> **Problem statement**: Identify the lines holding "Links" and copy them.

> **Material shown**:
════════════════

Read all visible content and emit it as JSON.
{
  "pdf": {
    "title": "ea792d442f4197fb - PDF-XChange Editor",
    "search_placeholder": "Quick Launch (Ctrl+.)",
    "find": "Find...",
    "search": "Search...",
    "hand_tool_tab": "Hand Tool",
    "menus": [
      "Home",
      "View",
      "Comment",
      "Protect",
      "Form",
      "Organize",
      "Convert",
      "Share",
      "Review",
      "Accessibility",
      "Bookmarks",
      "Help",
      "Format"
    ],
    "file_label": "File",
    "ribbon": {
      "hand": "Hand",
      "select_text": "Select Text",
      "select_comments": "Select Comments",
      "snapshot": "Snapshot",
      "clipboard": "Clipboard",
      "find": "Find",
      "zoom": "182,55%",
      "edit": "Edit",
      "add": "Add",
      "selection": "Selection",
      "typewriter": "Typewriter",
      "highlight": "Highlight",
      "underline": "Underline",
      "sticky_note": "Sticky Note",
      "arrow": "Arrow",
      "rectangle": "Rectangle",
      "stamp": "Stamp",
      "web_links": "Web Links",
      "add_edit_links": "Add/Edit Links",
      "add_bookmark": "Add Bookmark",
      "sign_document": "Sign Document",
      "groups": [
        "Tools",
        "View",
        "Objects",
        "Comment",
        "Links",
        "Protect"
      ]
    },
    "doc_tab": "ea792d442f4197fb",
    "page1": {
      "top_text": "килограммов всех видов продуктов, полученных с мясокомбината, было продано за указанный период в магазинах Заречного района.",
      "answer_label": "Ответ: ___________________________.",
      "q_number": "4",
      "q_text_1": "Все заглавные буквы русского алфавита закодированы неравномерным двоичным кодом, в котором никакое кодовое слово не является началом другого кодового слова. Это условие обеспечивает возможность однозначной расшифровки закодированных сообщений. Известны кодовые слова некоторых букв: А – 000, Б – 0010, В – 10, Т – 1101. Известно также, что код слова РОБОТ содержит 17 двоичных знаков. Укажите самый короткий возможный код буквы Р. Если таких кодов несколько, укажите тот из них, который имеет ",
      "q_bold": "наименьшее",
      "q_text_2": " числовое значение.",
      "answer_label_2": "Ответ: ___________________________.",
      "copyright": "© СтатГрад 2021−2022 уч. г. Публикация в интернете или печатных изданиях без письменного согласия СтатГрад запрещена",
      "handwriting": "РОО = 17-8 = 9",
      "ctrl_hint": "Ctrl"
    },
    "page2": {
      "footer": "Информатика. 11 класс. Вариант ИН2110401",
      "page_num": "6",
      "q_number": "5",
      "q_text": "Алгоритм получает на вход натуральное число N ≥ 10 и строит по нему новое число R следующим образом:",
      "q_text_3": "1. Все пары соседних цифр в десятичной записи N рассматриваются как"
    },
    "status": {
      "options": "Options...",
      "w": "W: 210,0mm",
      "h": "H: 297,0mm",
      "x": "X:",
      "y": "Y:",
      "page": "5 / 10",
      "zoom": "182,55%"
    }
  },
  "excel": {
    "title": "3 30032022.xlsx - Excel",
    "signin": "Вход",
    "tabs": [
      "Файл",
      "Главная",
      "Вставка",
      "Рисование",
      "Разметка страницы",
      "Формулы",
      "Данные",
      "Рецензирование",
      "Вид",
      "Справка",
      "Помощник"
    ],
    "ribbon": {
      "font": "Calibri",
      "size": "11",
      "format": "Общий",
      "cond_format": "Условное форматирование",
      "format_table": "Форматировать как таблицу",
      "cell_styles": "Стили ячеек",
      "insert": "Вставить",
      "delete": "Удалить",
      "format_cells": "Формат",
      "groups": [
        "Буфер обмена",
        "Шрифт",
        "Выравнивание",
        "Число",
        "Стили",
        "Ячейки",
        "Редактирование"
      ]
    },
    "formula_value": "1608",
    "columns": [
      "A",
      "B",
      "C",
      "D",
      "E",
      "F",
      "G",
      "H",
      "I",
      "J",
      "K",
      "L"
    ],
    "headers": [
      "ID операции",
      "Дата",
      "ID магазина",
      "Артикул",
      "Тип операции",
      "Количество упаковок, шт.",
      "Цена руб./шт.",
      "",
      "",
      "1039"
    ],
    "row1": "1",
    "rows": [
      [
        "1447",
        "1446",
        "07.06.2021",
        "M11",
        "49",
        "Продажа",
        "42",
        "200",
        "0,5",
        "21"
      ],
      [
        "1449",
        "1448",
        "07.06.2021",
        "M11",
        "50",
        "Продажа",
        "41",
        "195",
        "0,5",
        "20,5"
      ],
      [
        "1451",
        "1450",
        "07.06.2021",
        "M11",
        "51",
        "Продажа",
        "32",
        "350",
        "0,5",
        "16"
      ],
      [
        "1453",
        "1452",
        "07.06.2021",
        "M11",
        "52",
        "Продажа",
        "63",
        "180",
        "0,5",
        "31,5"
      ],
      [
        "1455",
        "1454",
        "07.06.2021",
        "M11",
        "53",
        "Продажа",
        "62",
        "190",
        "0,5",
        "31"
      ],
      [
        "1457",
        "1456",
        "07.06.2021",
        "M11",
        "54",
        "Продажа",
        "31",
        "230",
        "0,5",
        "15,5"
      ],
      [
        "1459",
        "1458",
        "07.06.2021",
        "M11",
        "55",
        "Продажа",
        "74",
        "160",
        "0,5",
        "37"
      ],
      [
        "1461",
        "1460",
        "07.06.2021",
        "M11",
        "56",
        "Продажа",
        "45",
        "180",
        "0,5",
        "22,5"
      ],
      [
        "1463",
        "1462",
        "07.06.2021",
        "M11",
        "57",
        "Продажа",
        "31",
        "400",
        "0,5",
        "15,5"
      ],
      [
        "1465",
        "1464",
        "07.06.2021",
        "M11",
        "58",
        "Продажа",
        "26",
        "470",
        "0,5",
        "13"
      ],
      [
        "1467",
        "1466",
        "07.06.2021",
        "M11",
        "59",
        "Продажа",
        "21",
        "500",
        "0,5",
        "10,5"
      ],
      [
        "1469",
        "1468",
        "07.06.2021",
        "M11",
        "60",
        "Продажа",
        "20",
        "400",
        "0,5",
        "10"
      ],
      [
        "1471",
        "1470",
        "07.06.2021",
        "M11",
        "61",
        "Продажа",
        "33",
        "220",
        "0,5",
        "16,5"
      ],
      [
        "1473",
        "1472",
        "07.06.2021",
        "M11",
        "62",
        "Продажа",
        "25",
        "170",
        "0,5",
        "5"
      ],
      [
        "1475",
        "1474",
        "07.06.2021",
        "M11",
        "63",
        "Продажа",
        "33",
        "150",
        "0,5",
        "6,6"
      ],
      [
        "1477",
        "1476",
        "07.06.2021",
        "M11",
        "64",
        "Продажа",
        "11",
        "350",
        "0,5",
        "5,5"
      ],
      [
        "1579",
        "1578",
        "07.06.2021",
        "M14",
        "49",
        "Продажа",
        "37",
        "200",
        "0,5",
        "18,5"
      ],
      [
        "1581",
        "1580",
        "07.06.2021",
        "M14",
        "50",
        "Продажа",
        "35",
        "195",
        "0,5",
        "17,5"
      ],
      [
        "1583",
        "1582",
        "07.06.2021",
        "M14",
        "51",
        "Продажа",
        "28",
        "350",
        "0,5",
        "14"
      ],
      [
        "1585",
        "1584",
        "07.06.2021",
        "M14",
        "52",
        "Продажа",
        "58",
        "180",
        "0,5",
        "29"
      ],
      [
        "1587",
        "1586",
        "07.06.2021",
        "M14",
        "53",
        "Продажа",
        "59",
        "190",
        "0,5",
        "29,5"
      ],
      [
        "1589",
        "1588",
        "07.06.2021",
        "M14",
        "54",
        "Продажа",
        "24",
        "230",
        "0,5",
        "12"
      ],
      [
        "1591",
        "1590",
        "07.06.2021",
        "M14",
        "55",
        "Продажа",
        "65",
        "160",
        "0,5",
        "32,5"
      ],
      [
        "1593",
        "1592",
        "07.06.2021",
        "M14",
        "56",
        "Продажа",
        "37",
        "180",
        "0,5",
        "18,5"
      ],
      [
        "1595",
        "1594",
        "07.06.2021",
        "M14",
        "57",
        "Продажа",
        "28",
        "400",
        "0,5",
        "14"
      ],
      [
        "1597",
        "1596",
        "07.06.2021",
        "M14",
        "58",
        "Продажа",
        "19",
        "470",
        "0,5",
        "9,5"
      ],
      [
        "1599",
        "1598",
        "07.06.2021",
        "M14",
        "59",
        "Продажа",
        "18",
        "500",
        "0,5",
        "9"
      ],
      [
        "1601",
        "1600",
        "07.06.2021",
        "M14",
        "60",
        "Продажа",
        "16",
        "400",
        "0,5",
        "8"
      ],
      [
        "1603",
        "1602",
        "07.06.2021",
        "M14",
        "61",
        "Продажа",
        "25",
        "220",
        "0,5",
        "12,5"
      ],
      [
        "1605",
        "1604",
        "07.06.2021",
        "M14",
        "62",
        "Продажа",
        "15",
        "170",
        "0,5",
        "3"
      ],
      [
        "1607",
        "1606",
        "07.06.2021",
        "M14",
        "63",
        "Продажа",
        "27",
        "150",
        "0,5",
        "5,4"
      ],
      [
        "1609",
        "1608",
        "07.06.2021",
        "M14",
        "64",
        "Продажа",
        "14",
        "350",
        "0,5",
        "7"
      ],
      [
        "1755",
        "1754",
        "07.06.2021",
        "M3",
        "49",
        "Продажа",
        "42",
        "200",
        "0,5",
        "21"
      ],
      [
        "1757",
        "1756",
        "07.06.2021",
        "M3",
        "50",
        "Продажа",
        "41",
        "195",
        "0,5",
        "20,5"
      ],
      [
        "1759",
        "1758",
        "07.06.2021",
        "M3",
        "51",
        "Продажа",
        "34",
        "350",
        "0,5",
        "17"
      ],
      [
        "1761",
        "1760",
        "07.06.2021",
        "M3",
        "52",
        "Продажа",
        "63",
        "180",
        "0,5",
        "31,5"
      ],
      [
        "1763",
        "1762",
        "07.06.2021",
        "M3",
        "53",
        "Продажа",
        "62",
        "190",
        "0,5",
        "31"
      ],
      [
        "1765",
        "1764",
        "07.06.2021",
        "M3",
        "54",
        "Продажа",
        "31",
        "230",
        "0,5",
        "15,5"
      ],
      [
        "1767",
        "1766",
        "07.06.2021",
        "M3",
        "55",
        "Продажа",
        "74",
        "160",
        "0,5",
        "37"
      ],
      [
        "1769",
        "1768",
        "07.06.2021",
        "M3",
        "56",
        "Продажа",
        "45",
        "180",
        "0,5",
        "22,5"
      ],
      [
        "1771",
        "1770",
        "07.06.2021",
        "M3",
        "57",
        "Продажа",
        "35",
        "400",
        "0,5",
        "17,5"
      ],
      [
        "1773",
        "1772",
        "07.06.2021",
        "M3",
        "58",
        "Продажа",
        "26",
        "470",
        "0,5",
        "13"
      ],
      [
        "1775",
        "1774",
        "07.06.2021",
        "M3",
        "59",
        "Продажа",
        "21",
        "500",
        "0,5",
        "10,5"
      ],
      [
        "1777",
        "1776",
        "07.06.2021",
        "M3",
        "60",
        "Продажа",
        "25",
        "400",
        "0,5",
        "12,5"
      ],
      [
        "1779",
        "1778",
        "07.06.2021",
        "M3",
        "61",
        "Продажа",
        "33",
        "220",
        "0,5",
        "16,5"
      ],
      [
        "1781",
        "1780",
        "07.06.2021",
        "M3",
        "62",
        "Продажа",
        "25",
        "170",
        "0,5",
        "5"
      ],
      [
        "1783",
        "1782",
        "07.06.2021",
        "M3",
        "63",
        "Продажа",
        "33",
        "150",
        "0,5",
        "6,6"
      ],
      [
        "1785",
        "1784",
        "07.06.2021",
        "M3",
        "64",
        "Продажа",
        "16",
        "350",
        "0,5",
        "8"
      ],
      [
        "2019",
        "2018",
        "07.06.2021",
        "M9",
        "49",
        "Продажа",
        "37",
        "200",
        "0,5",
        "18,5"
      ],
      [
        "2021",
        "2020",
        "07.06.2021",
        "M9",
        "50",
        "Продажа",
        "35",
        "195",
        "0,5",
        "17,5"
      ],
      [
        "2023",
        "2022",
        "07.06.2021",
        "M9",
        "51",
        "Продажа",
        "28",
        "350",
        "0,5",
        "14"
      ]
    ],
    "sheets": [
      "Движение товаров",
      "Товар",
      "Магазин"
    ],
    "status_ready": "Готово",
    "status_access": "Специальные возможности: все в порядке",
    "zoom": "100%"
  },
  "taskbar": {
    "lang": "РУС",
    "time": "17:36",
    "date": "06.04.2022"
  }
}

════════════════

> **Expected answer**:
      "web_links": "Web Links",
      "add_edit_links": "Add/Edit Links",
        "Links",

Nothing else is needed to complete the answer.